_SHORT EXERCISE_. All records must be quoted exactly. Omit the pictures.

=-=-=-=-=

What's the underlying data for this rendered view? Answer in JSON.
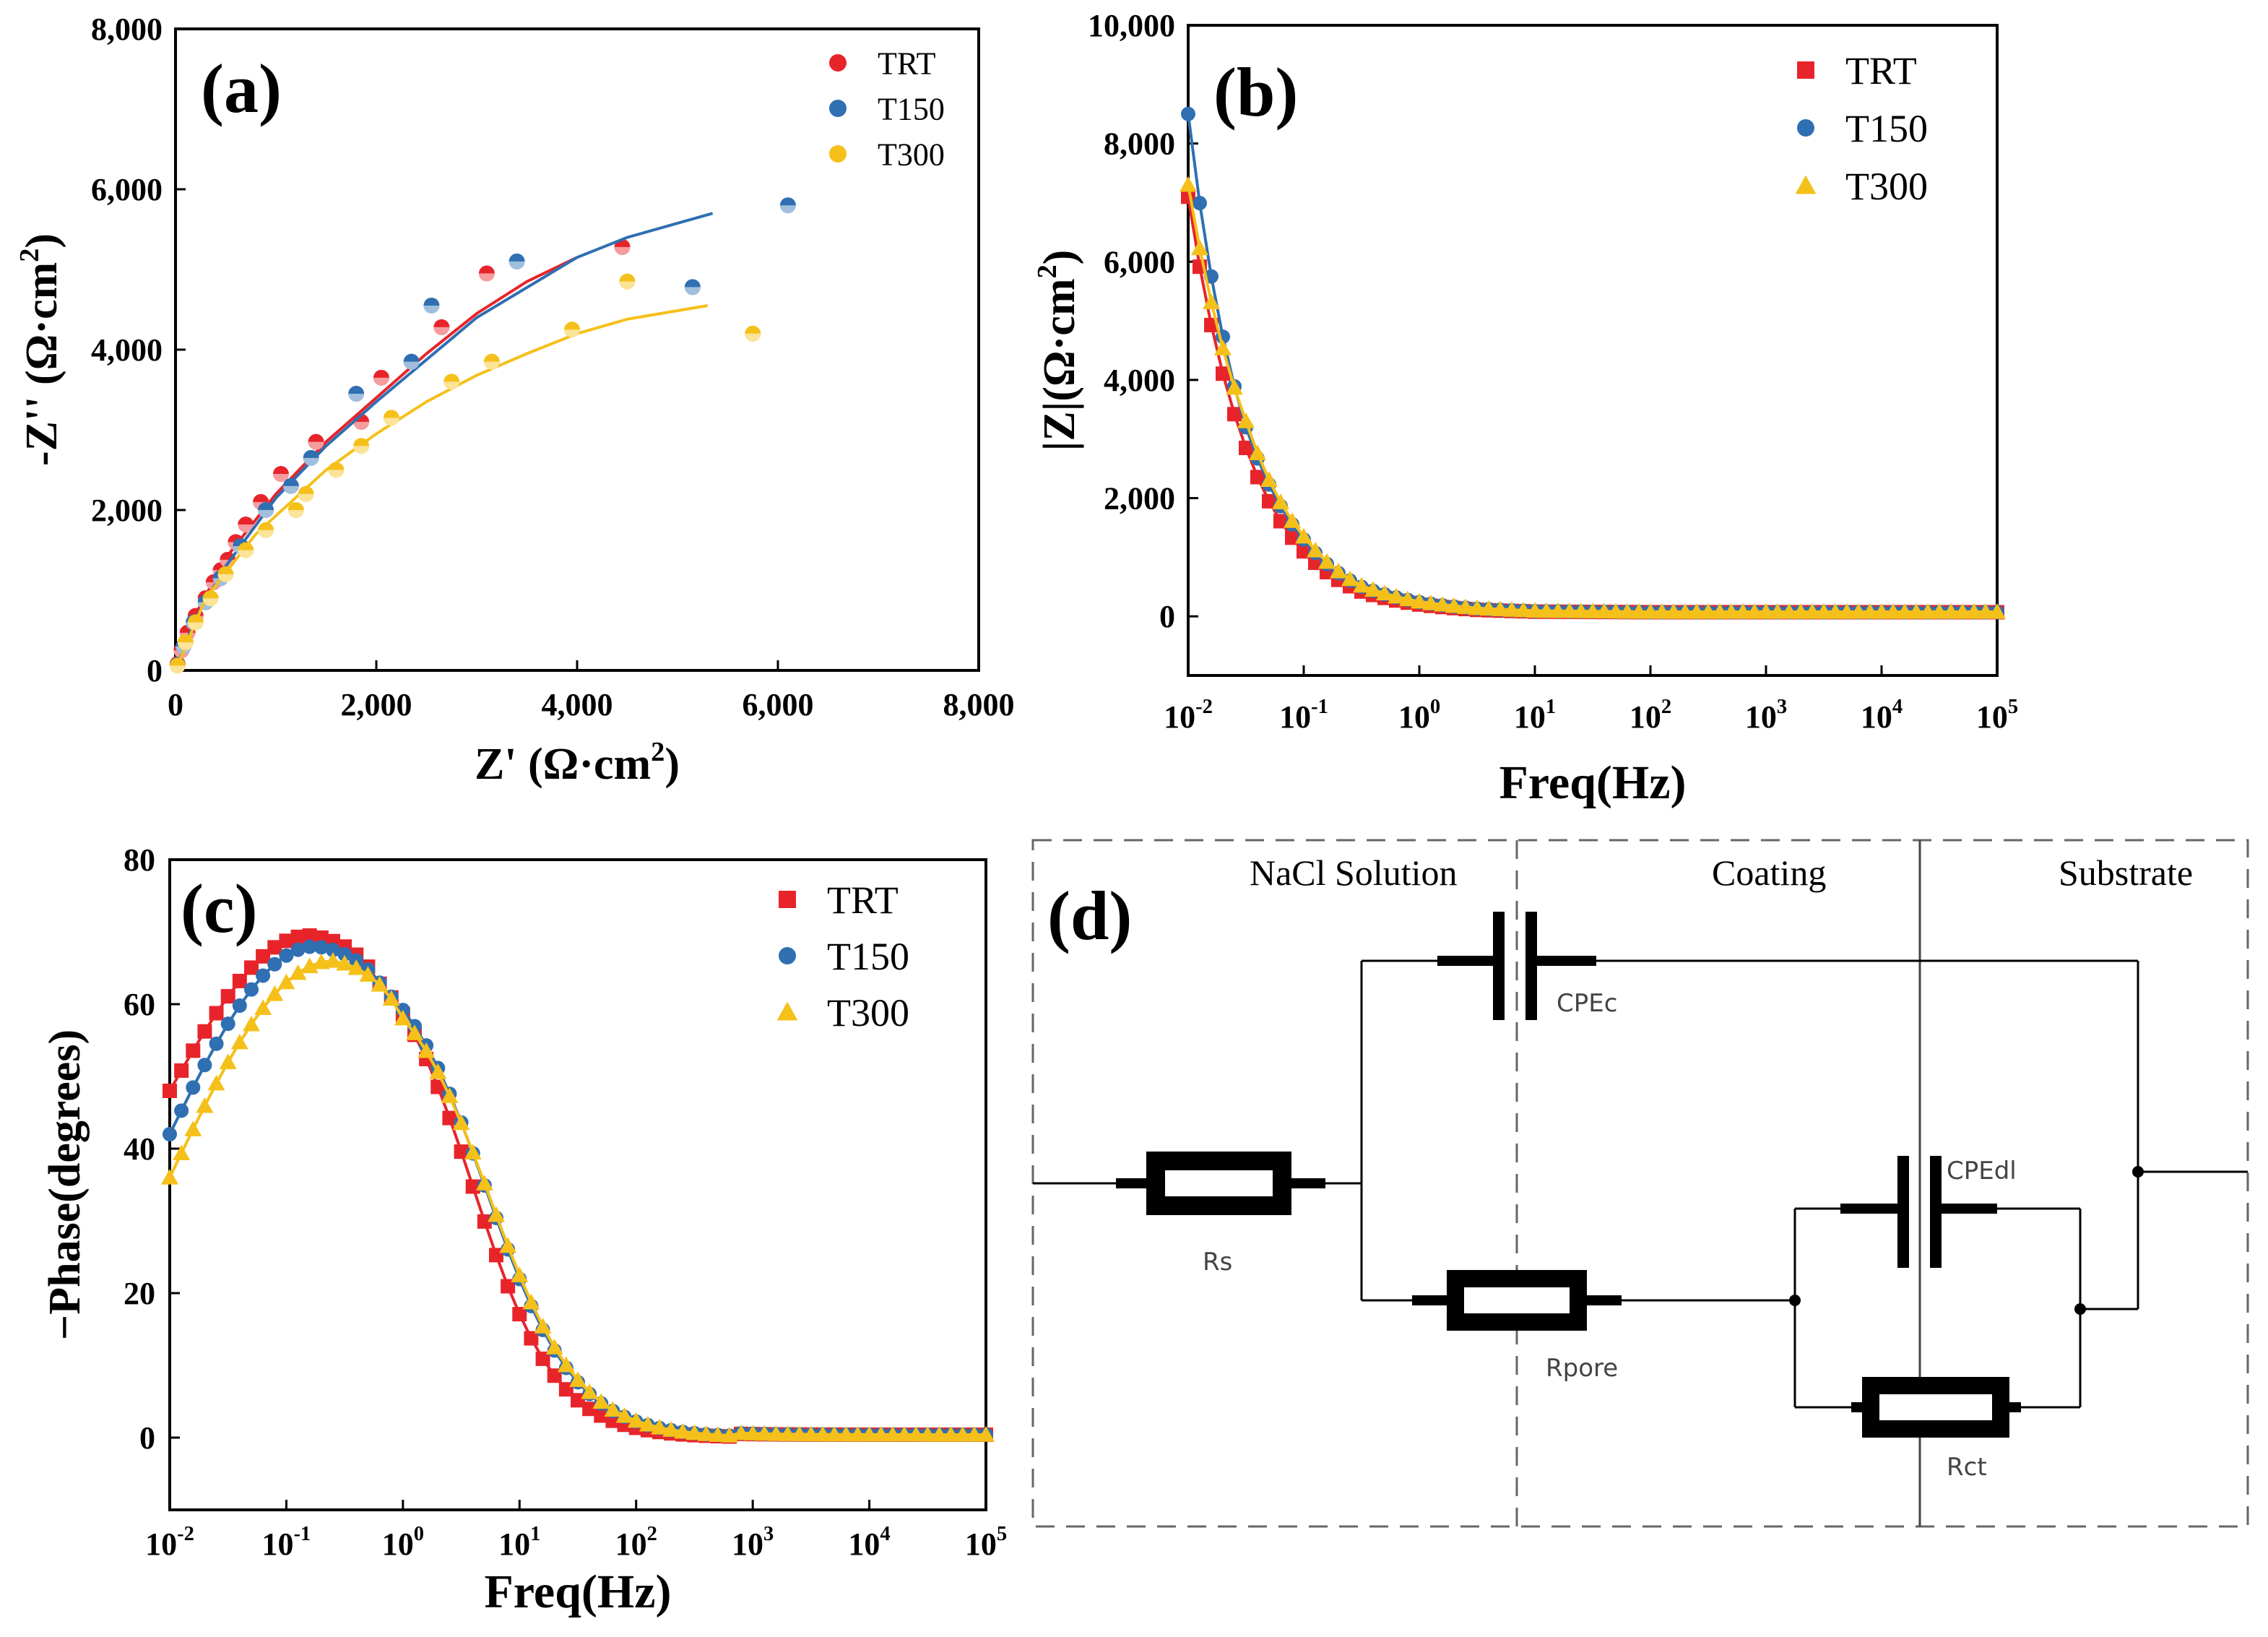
{
  "colors": {
    "TRT": "#e8242b",
    "T150": "#2f6fb2",
    "T300": "#f5c01a"
  },
  "chart_data": [
    {
      "panel": "(a)",
      "type": "scatter",
      "title": "",
      "xlabel": "Z' (Ω·cm",
      "ylabel": "-Z'' (Ω·cm",
      "unit_sup": "2",
      "unit_close": ")",
      "xlim": [
        0,
        8000
      ],
      "ylim": [
        0,
        8000
      ],
      "xticks": [
        0,
        2000,
        4000,
        6000,
        8000
      ],
      "yticks": [
        0,
        2000,
        4000,
        6000,
        8000
      ],
      "xtick_labels": [
        "0",
        "2,000",
        "4,000",
        "6,000",
        "8,000"
      ],
      "ytick_labels": [
        "0",
        "2,000",
        "4,000",
        "6,000",
        "8,000"
      ],
      "legend_position": "top-right",
      "series": [
        {
          "name": "TRT",
          "marker": "circle",
          "points": [
            [
              20,
              80
            ],
            [
              60,
              250
            ],
            [
              120,
              470
            ],
            [
              200,
              680
            ],
            [
              300,
              900
            ],
            [
              380,
              1100
            ],
            [
              450,
              1250
            ],
            [
              520,
              1380
            ],
            [
              600,
              1600
            ],
            [
              700,
              1820
            ],
            [
              850,
              2100
            ],
            [
              1050,
              2450
            ],
            [
              1400,
              2850
            ],
            [
              1850,
              3100
            ],
            [
              2050,
              3650
            ],
            [
              2650,
              4280
            ],
            [
              3100,
              4950
            ],
            [
              4450,
              5280
            ]
          ],
          "fit": [
            [
              0,
              0
            ],
            [
              200,
              700
            ],
            [
              500,
              1400
            ],
            [
              1000,
              2200
            ],
            [
              1500,
              2850
            ],
            [
              2000,
              3400
            ],
            [
              2500,
              3950
            ],
            [
              3000,
              4450
            ],
            [
              3500,
              4850
            ],
            [
              4000,
              5150
            ]
          ]
        },
        {
          "name": "T150",
          "marker": "circle",
          "points": [
            [
              20,
              70
            ],
            [
              80,
              300
            ],
            [
              180,
              600
            ],
            [
              300,
              850
            ],
            [
              450,
              1150
            ],
            [
              650,
              1550
            ],
            [
              900,
              2000
            ],
            [
              1150,
              2300
            ],
            [
              1350,
              2650
            ],
            [
              1800,
              3450
            ],
            [
              2350,
              3850
            ],
            [
              2550,
              4550
            ],
            [
              3400,
              5100
            ],
            [
              5150,
              4780
            ],
            [
              6100,
              5800
            ]
          ],
          "fit": [
            [
              0,
              0
            ],
            [
              200,
              650
            ],
            [
              500,
              1300
            ],
            [
              1000,
              2150
            ],
            [
              1500,
              2800
            ],
            [
              2000,
              3350
            ],
            [
              3000,
              4400
            ],
            [
              4000,
              5150
            ],
            [
              4500,
              5400
            ],
            [
              5350,
              5700
            ]
          ]
        },
        {
          "name": "T300",
          "marker": "circle",
          "points": [
            [
              20,
              60
            ],
            [
              100,
              350
            ],
            [
              200,
              600
            ],
            [
              350,
              900
            ],
            [
              500,
              1200
            ],
            [
              700,
              1500
            ],
            [
              900,
              1750
            ],
            [
              1200,
              2000
            ],
            [
              1300,
              2200
            ],
            [
              1600,
              2500
            ],
            [
              1850,
              2800
            ],
            [
              2150,
              3150
            ],
            [
              2750,
              3600
            ],
            [
              3150,
              3850
            ],
            [
              3950,
              4250
            ],
            [
              4500,
              4850
            ],
            [
              5750,
              4200
            ]
          ],
          "fit": [
            [
              0,
              0
            ],
            [
              300,
              900
            ],
            [
              800,
              1700
            ],
            [
              1500,
              2500
            ],
            [
              2000,
              2950
            ],
            [
              2500,
              3350
            ],
            [
              3000,
              3680
            ],
            [
              3500,
              3950
            ],
            [
              4000,
              4200
            ],
            [
              4500,
              4380
            ],
            [
              5300,
              4550
            ]
          ]
        }
      ]
    },
    {
      "panel": "(b)",
      "type": "scatter",
      "title": "",
      "xlabel": "Freq(Hz)",
      "ylabel": "|Z|(Ω·cm",
      "unit_sup": "2",
      "unit_close": ")",
      "xscale": "log",
      "xlim_exp": [
        -2,
        5
      ],
      "ylim": [
        -1000,
        10000
      ],
      "xtick_exps": [
        "-2",
        "-1",
        "0",
        "1",
        "2",
        "3",
        "4",
        "5"
      ],
      "yticks": [
        0,
        2000,
        4000,
        6000,
        8000,
        10000
      ],
      "ytick_labels": [
        "0",
        "2,000",
        "4,000",
        "6,000",
        "8,000",
        "10,000"
      ],
      "tick_base": "10",
      "legend_position": "top-right",
      "series": [
        {
          "name": "TRT",
          "marker": "square",
          "decades": {
            "-2": 7100,
            "-1.5": 2850,
            "-1": 1100,
            "-0.5": 420,
            "0": 200,
            "0.5": 110,
            "1": 80,
            "2": 70,
            "3": 70,
            "4": 70,
            "5": 70
          }
        },
        {
          "name": "T150",
          "marker": "circle",
          "decades": {
            "-2": 8500,
            "-1.5": 3200,
            "-1": 1300,
            "-0.5": 500,
            "0": 240,
            "0.5": 130,
            "1": 90,
            "2": 70,
            "3": 70,
            "4": 70,
            "5": 70
          }
        },
        {
          "name": "T300",
          "marker": "triangle",
          "decades": {
            "-2": 7300,
            "-1.5": 3300,
            "-1": 1350,
            "-0.5": 520,
            "0": 250,
            "0.5": 140,
            "1": 95,
            "2": 75,
            "3": 75,
            "4": 75,
            "5": 75
          }
        }
      ]
    },
    {
      "panel": "(c)",
      "type": "scatter",
      "title": "",
      "xlabel": "Freq(Hz)",
      "ylabel": "−Phase(degrees)",
      "xscale": "log",
      "xlim_exp": [
        -2,
        5
      ],
      "ylim": [
        -10,
        80
      ],
      "xtick_exps": [
        "-2",
        "-1",
        "0",
        "1",
        "2",
        "3",
        "4",
        "5"
      ],
      "yticks": [
        0,
        20,
        40,
        60,
        80
      ],
      "ytick_labels": [
        "0",
        "20",
        "40",
        "60",
        "80"
      ],
      "tick_base": "10",
      "legend_position": "top-right",
      "series": [
        {
          "name": "TRT",
          "marker": "square",
          "peak_exp": -0.8,
          "peak": 69.5,
          "start": 48,
          "half_exp": 0.6,
          "width": 0.85
        },
        {
          "name": "T150",
          "marker": "circle",
          "peak_exp": -0.75,
          "peak": 68,
          "start": 42,
          "half_exp": 0.72,
          "width": 0.9
        },
        {
          "name": "T300",
          "marker": "triangle",
          "peak_exp": -0.6,
          "peak": 66,
          "start": 36,
          "half_exp": 0.75,
          "width": 0.9
        }
      ]
    }
  ],
  "panel_d": {
    "letter": "(d)",
    "regions": [
      "NaCl Solution",
      "Coating",
      "Substrate"
    ],
    "components": {
      "rs": "Rs",
      "cpec": "CPEc",
      "rpore": "Rpore",
      "cpedl": "CPEdl",
      "rct": "Rct"
    }
  }
}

=-=-=-=-=

_OUTPUT FOR THIS TASK_.
What's the underlying data for this rendered view? Answer in JSON.
{
  "colors": {
    "TRT": "#e8242b",
    "T150": "#2f6fb2",
    "T300": "#f5c01a"
  },
  "chart_data": [
    {
      "panel": "(a)",
      "type": "scatter",
      "title": "",
      "xlabel": "Z' (Ω·cm",
      "ylabel": "-Z'' (Ω·cm",
      "unit_sup": "2",
      "unit_close": ")",
      "xlim": [
        0,
        8000
      ],
      "ylim": [
        0,
        8000
      ],
      "xticks": [
        0,
        2000,
        4000,
        6000,
        8000
      ],
      "yticks": [
        0,
        2000,
        4000,
        6000,
        8000
      ],
      "xtick_labels": [
        "0",
        "2,000",
        "4,000",
        "6,000",
        "8,000"
      ],
      "ytick_labels": [
        "0",
        "2,000",
        "4,000",
        "6,000",
        "8,000"
      ],
      "legend_position": "top-right",
      "series": [
        {
          "name": "TRT",
          "marker": "circle",
          "points": [
            [
              20,
              80
            ],
            [
              60,
              250
            ],
            [
              120,
              470
            ],
            [
              200,
              680
            ],
            [
              300,
              900
            ],
            [
              380,
              1100
            ],
            [
              450,
              1250
            ],
            [
              520,
              1380
            ],
            [
              600,
              1600
            ],
            [
              700,
              1820
            ],
            [
              850,
              2100
            ],
            [
              1050,
              2450
            ],
            [
              1400,
              2850
            ],
            [
              1850,
              3100
            ],
            [
              2050,
              3650
            ],
            [
              2650,
              4280
            ],
            [
              3100,
              4950
            ],
            [
              4450,
              5280
            ]
          ],
          "fit": [
            [
              0,
              0
            ],
            [
              200,
              700
            ],
            [
              500,
              1400
            ],
            [
              1000,
              2200
            ],
            [
              1500,
              2850
            ],
            [
              2000,
              3400
            ],
            [
              2500,
              3950
            ],
            [
              3000,
              4450
            ],
            [
              3500,
              4850
            ],
            [
              4000,
              5150
            ]
          ]
        },
        {
          "name": "T150",
          "marker": "circle",
          "points": [
            [
              20,
              70
            ],
            [
              80,
              300
            ],
            [
              180,
              600
            ],
            [
              300,
              850
            ],
            [
              450,
              1150
            ],
            [
              650,
              1550
            ],
            [
              900,
              2000
            ],
            [
              1150,
              2300
            ],
            [
              1350,
              2650
            ],
            [
              1800,
              3450
            ],
            [
              2350,
              3850
            ],
            [
              2550,
              4550
            ],
            [
              3400,
              5100
            ],
            [
              5150,
              4780
            ],
            [
              6100,
              5800
            ]
          ],
          "fit": [
            [
              0,
              0
            ],
            [
              200,
              650
            ],
            [
              500,
              1300
            ],
            [
              1000,
              2150
            ],
            [
              1500,
              2800
            ],
            [
              2000,
              3350
            ],
            [
              3000,
              4400
            ],
            [
              4000,
              5150
            ],
            [
              4500,
              5400
            ],
            [
              5350,
              5700
            ]
          ]
        },
        {
          "name": "T300",
          "marker": "circle",
          "points": [
            [
              20,
              60
            ],
            [
              100,
              350
            ],
            [
              200,
              600
            ],
            [
              350,
              900
            ],
            [
              500,
              1200
            ],
            [
              700,
              1500
            ],
            [
              900,
              1750
            ],
            [
              1200,
              2000
            ],
            [
              1300,
              2200
            ],
            [
              1600,
              2500
            ],
            [
              1850,
              2800
            ],
            [
              2150,
              3150
            ],
            [
              2750,
              3600
            ],
            [
              3150,
              3850
            ],
            [
              3950,
              4250
            ],
            [
              4500,
              4850
            ],
            [
              5750,
              4200
            ]
          ],
          "fit": [
            [
              0,
              0
            ],
            [
              300,
              900
            ],
            [
              800,
              1700
            ],
            [
              1500,
              2500
            ],
            [
              2000,
              2950
            ],
            [
              2500,
              3350
            ],
            [
              3000,
              3680
            ],
            [
              3500,
              3950
            ],
            [
              4000,
              4200
            ],
            [
              4500,
              4380
            ],
            [
              5300,
              4550
            ]
          ]
        }
      ]
    },
    {
      "panel": "(b)",
      "type": "scatter",
      "title": "",
      "xlabel": "Freq(Hz)",
      "ylabel": "|Z|(Ω·cm",
      "unit_sup": "2",
      "unit_close": ")",
      "xscale": "log",
      "xlim_exp": [
        -2,
        5
      ],
      "ylim": [
        -1000,
        10000
      ],
      "xtick_exps": [
        "-2",
        "-1",
        "0",
        "1",
        "2",
        "3",
        "4",
        "5"
      ],
      "yticks": [
        0,
        2000,
        4000,
        6000,
        8000,
        10000
      ],
      "ytick_labels": [
        "0",
        "2,000",
        "4,000",
        "6,000",
        "8,000",
        "10,000"
      ],
      "tick_base": "10",
      "legend_position": "top-right",
      "series": [
        {
          "name": "TRT",
          "marker": "square",
          "decades": {
            "-2": 7100,
            "-1.5": 2850,
            "-1": 1100,
            "-0.5": 420,
            "0": 200,
            "0.5": 110,
            "1": 80,
            "2": 70,
            "3": 70,
            "4": 70,
            "5": 70
          }
        },
        {
          "name": "T150",
          "marker": "circle",
          "decades": {
            "-2": 8500,
            "-1.5": 3200,
            "-1": 1300,
            "-0.5": 500,
            "0": 240,
            "0.5": 130,
            "1": 90,
            "2": 70,
            "3": 70,
            "4": 70,
            "5": 70
          }
        },
        {
          "name": "T300",
          "marker": "triangle",
          "decades": {
            "-2": 7300,
            "-1.5": 3300,
            "-1": 1350,
            "-0.5": 520,
            "0": 250,
            "0.5": 140,
            "1": 95,
            "2": 75,
            "3": 75,
            "4": 75,
            "5": 75
          }
        }
      ]
    },
    {
      "panel": "(c)",
      "type": "scatter",
      "title": "",
      "xlabel": "Freq(Hz)",
      "ylabel": "−Phase(degrees)",
      "xscale": "log",
      "xlim_exp": [
        -2,
        5
      ],
      "ylim": [
        -10,
        80
      ],
      "xtick_exps": [
        "-2",
        "-1",
        "0",
        "1",
        "2",
        "3",
        "4",
        "5"
      ],
      "yticks": [
        0,
        20,
        40,
        60,
        80
      ],
      "ytick_labels": [
        "0",
        "20",
        "40",
        "60",
        "80"
      ],
      "tick_base": "10",
      "legend_position": "top-right",
      "series": [
        {
          "name": "TRT",
          "marker": "square",
          "peak_exp": -0.8,
          "peak": 69.5,
          "start": 48,
          "half_exp": 0.6,
          "width": 0.85
        },
        {
          "name": "T150",
          "marker": "circle",
          "peak_exp": -0.75,
          "peak": 68,
          "start": 42,
          "half_exp": 0.72,
          "width": 0.9
        },
        {
          "name": "T300",
          "marker": "triangle",
          "peak_exp": -0.6,
          "peak": 66,
          "start": 36,
          "half_exp": 0.75,
          "width": 0.9
        }
      ]
    }
  ],
  "panel_d": {
    "letter": "(d)",
    "regions": [
      "NaCl Solution",
      "Coating",
      "Substrate"
    ],
    "components": {
      "rs": "Rs",
      "cpec": "CPEc",
      "rpore": "Rpore",
      "cpedl": "CPEdl",
      "rct": "Rct"
    }
  }
}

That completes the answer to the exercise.